• **GIVEN EXERCISE**
Find each line with the word "기준으로" and copy it.
——
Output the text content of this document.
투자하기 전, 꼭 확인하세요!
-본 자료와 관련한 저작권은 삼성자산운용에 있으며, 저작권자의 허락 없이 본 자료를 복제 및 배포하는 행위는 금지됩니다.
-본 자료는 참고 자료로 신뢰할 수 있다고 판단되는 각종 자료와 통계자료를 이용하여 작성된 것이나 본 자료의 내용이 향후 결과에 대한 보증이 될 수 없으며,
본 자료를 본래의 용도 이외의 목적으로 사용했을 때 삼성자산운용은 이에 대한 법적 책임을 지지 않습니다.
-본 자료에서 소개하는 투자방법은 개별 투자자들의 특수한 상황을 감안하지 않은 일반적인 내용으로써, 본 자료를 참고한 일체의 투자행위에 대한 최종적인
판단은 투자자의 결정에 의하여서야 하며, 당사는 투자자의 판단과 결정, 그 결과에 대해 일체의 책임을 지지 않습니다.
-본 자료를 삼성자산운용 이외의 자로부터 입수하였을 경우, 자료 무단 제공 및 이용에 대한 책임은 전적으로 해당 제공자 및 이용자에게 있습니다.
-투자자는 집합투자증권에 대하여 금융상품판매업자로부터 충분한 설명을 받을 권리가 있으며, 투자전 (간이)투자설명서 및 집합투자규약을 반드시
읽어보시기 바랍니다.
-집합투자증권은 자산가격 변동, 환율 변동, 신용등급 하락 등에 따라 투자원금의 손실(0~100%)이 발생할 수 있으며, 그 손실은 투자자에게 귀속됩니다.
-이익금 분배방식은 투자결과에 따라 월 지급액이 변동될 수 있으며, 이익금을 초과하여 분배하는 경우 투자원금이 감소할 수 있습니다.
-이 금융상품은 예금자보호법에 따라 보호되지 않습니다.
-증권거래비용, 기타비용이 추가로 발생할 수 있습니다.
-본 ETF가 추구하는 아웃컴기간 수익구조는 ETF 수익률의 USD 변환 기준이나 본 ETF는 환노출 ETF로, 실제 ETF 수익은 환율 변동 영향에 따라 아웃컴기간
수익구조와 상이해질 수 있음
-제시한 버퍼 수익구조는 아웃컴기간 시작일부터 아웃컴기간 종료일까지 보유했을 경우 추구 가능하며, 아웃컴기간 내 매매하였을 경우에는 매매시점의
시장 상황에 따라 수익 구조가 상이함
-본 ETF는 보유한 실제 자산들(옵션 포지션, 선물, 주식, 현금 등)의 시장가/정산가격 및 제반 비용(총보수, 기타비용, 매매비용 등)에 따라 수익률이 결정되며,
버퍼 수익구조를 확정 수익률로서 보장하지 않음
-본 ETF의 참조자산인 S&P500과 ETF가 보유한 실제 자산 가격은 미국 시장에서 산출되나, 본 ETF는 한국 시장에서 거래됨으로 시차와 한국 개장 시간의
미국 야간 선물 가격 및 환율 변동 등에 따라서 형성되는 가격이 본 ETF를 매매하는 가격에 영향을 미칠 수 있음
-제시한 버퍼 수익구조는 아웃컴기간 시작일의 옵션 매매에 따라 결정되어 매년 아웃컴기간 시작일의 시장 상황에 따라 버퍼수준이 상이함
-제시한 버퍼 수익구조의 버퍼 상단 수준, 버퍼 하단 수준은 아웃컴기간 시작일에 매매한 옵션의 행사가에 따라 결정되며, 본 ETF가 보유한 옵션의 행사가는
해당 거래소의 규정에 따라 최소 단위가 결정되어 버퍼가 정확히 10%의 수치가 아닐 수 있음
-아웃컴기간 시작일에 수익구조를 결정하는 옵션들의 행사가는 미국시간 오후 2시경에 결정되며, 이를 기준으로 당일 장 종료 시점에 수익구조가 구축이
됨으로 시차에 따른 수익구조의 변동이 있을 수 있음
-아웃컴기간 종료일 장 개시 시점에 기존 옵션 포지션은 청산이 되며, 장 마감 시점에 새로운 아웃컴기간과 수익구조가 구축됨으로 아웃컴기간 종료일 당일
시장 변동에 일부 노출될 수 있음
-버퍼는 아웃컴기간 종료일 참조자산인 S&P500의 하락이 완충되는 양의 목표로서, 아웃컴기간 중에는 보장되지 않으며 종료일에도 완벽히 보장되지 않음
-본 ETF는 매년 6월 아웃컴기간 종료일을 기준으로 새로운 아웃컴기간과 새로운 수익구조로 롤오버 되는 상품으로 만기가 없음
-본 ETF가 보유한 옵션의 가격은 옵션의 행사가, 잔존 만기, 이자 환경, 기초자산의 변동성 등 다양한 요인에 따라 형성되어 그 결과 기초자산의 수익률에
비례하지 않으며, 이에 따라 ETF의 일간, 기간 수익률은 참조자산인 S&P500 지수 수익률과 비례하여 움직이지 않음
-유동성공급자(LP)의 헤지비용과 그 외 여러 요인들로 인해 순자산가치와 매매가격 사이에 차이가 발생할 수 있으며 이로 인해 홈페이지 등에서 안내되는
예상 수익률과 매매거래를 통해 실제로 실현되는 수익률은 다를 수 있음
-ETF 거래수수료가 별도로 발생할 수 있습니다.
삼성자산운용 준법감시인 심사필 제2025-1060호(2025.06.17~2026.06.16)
——
• **TASK RESULT**
-아웃컴기간 시작일에 수익구조를 결정하는 옵션들의 행사가는 미국시간 오후 2시경에 결정되며, 이를 기준으로 당일 장 종료 시점에 수익구조가 구축이
-본 ETF는 매년 6월 아웃컴기간 종료일을 기준으로 새로운 아웃컴기간과 새로운 수익구조로 롤오버 되는 상품으로 만기가 없음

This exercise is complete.